### Input ###

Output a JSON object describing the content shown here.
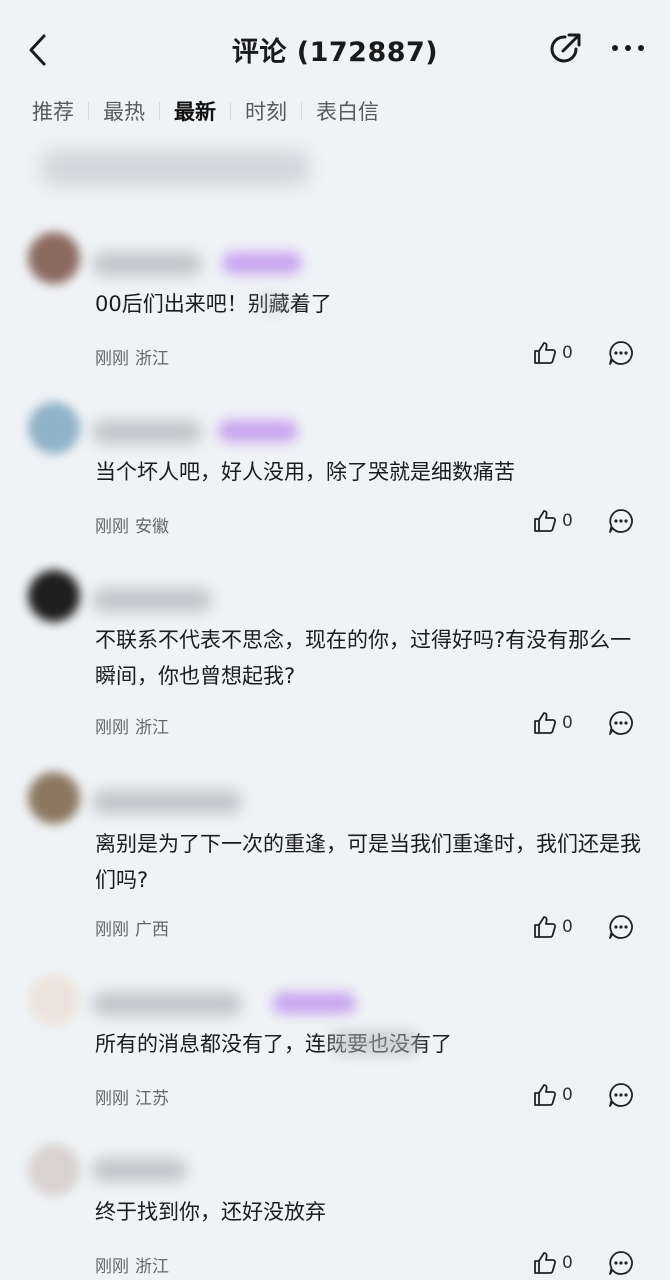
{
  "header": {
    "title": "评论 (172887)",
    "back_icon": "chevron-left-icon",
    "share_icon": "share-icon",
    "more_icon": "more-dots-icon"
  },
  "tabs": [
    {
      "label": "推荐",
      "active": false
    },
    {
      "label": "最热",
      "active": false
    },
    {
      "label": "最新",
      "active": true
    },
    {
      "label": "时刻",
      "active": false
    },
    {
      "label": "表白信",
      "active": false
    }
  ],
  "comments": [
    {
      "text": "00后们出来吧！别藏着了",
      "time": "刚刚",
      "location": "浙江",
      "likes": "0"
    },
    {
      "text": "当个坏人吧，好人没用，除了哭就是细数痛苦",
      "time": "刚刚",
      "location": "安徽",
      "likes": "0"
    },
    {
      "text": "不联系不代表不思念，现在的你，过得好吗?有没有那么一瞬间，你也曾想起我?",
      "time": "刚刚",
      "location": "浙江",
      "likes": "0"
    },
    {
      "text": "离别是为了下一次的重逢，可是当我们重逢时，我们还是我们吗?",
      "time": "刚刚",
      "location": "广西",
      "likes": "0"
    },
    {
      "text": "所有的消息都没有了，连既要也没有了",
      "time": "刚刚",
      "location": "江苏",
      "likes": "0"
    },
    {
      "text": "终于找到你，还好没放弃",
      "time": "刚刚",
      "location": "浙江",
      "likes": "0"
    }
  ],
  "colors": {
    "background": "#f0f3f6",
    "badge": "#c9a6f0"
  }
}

###
### Input ###

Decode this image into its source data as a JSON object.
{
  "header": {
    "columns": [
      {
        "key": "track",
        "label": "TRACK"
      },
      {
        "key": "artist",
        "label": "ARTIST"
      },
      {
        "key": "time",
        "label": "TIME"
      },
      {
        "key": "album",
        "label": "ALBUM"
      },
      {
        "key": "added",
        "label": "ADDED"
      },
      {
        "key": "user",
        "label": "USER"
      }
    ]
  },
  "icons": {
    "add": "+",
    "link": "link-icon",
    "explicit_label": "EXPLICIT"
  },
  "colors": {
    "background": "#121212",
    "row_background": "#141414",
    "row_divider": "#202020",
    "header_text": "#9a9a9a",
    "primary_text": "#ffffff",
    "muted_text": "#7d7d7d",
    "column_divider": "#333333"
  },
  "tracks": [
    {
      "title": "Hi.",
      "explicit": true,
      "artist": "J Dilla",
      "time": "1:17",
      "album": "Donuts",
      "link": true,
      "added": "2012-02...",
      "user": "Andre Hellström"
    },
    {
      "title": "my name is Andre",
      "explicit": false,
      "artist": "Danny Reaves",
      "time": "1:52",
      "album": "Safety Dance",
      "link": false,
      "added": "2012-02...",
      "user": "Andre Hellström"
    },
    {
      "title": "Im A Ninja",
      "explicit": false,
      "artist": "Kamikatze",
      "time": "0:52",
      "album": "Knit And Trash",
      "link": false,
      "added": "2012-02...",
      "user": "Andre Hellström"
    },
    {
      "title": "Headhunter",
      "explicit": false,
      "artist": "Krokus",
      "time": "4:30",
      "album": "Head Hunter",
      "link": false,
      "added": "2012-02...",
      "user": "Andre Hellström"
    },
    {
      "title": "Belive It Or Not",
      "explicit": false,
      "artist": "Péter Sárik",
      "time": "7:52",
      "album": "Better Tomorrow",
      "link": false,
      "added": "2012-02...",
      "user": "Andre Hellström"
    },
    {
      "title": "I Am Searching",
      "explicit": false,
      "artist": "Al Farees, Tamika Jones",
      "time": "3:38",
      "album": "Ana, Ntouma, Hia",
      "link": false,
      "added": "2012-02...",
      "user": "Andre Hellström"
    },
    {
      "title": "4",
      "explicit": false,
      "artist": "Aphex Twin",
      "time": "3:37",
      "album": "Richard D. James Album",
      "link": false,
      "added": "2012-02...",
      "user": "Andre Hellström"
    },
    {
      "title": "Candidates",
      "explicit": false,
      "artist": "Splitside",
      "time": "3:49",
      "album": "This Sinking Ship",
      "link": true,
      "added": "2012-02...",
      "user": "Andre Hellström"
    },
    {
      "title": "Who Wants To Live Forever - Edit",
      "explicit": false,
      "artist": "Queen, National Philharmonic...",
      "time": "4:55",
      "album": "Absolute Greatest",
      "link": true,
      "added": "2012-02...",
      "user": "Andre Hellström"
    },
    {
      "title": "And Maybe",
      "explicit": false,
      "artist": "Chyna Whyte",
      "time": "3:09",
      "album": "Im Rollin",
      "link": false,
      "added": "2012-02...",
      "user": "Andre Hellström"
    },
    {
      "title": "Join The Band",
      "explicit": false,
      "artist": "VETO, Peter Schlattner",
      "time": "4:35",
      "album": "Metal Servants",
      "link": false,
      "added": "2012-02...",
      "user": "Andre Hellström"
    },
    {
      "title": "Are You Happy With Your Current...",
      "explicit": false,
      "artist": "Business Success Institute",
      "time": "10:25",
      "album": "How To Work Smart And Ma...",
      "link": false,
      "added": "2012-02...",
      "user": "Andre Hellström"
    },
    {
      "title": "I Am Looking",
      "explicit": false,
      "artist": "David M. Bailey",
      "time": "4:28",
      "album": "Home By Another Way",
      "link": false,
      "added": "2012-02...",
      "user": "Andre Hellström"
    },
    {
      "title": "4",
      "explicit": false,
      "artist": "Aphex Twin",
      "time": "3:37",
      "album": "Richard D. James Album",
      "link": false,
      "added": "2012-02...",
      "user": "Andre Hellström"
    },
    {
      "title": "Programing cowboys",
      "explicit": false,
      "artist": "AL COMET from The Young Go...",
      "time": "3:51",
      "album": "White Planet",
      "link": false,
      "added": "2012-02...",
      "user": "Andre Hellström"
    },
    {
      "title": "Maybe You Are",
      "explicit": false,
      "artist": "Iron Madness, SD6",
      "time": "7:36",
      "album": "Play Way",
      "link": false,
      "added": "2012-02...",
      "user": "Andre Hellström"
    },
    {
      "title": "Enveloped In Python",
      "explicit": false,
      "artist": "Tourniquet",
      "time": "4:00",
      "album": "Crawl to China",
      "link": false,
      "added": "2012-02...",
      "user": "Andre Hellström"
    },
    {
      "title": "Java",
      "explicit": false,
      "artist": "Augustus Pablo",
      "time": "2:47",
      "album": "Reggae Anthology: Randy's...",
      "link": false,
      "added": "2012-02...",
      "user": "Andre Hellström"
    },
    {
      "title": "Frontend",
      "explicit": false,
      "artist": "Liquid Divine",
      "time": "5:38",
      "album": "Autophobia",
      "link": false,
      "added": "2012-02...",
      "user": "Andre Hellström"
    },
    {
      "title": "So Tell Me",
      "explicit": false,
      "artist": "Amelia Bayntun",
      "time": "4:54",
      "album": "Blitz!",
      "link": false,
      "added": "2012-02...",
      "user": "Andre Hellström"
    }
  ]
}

###
### Input ###

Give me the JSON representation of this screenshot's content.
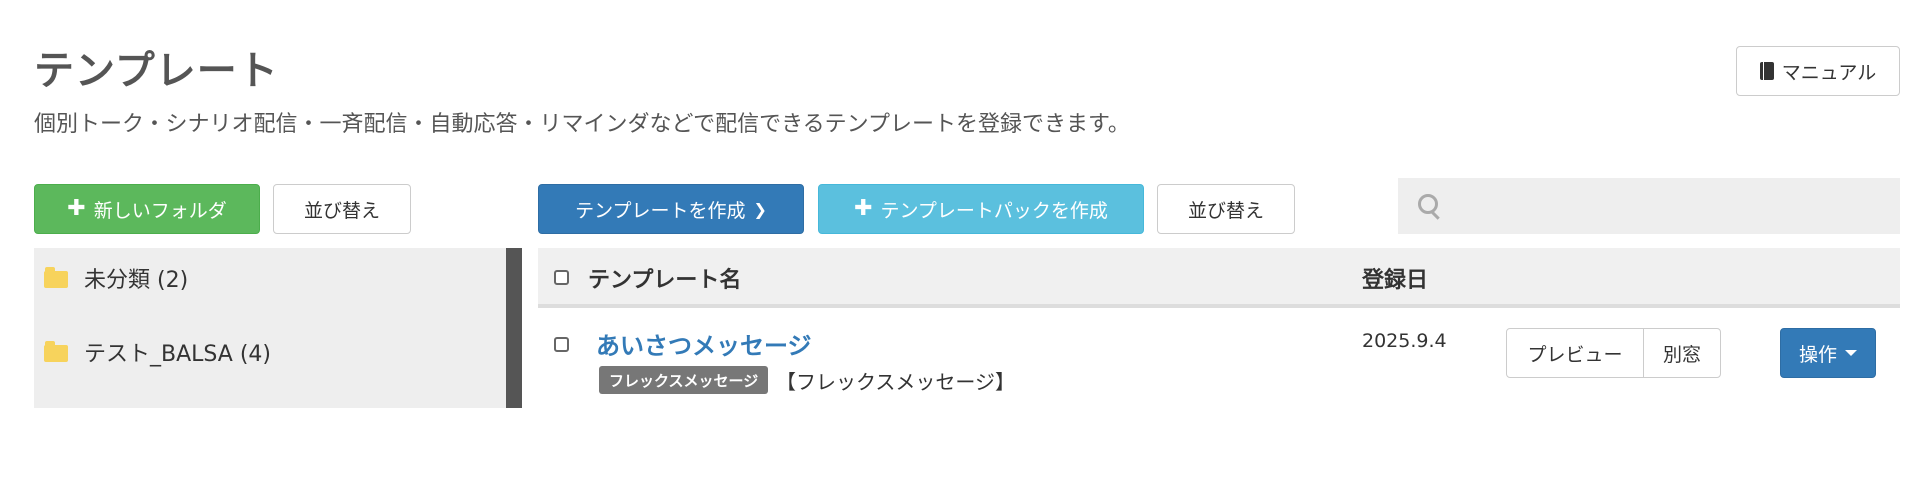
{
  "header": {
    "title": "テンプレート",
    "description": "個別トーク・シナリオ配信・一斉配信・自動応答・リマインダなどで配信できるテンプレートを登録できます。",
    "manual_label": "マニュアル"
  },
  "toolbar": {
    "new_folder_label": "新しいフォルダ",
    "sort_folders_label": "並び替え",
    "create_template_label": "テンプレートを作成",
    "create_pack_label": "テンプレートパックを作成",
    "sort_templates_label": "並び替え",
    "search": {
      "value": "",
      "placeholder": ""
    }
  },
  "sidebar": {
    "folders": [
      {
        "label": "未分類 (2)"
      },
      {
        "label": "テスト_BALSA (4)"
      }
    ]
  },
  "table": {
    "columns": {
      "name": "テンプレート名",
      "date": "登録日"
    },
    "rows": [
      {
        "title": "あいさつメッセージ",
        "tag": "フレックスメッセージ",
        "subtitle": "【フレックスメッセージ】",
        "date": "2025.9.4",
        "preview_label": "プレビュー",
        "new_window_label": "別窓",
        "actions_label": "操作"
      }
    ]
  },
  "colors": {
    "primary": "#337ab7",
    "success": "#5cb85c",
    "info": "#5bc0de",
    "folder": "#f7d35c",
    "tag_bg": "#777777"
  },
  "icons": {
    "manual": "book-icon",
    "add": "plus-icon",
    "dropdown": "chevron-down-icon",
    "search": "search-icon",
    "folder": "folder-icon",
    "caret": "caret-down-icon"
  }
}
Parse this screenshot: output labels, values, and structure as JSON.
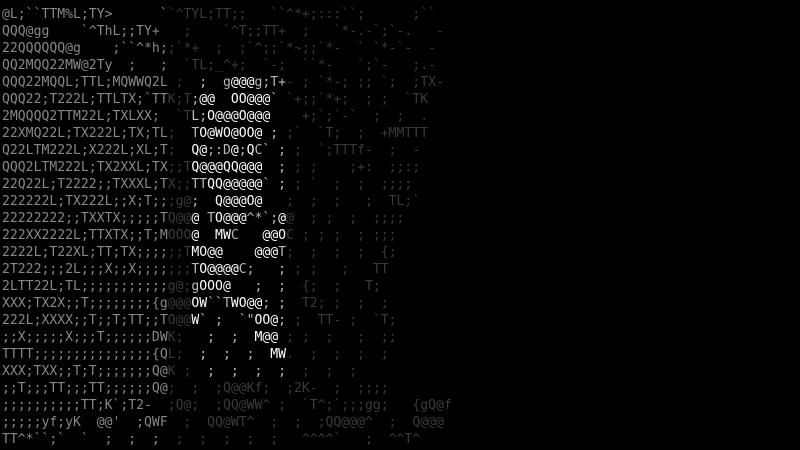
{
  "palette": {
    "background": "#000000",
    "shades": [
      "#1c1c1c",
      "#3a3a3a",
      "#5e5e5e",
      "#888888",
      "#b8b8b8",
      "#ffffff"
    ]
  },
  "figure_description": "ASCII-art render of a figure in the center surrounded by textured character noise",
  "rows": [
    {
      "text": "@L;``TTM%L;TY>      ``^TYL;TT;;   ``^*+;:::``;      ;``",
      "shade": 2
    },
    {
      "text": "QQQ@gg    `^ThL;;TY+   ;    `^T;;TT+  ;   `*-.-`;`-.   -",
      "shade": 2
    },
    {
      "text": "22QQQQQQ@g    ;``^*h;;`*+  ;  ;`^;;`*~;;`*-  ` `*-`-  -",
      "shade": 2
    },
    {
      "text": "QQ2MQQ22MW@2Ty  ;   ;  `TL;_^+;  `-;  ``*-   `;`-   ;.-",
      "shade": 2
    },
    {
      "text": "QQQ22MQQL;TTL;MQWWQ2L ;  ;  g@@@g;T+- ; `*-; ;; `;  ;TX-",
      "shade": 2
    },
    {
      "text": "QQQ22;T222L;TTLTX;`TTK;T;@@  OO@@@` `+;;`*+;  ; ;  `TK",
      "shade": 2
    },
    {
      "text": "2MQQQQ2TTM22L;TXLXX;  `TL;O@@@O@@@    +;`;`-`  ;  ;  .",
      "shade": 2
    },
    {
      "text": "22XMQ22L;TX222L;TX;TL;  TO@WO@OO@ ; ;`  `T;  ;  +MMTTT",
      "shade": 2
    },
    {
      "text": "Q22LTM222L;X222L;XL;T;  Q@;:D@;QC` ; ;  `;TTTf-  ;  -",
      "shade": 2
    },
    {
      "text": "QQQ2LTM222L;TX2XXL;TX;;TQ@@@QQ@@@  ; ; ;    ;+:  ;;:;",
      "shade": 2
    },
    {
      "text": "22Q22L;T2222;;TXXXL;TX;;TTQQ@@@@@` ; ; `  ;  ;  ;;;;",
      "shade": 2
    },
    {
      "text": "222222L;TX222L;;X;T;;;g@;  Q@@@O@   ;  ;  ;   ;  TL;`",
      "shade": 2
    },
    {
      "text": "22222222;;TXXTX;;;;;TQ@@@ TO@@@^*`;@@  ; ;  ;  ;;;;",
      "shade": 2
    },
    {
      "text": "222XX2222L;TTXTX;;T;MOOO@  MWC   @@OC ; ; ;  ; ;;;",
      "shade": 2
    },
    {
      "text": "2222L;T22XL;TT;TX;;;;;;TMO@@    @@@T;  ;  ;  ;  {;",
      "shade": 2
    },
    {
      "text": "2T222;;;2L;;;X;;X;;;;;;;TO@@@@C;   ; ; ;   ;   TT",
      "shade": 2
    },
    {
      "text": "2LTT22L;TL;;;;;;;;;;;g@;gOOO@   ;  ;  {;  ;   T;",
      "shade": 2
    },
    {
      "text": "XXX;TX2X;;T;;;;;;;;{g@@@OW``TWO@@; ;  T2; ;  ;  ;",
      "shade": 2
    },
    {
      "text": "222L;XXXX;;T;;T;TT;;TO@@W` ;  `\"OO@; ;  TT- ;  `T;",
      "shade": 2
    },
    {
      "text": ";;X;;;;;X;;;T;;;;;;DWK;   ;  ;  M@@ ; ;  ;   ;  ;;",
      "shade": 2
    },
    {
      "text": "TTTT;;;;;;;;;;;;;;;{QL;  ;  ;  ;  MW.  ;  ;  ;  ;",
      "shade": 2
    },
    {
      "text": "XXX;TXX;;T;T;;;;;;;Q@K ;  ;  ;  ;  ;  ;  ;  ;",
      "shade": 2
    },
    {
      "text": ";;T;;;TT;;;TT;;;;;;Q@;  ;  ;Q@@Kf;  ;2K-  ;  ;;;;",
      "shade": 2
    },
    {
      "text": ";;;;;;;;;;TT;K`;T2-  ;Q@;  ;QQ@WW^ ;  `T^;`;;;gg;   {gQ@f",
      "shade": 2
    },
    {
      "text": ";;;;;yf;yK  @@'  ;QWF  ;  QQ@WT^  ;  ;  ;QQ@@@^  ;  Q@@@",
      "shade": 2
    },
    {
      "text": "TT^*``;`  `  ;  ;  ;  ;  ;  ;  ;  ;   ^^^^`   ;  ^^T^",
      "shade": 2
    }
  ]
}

###

[Exercise goal] Tell how many lines in the material contain the word "フレックスメッセージ". Only the number is wanted.

[Final result] 2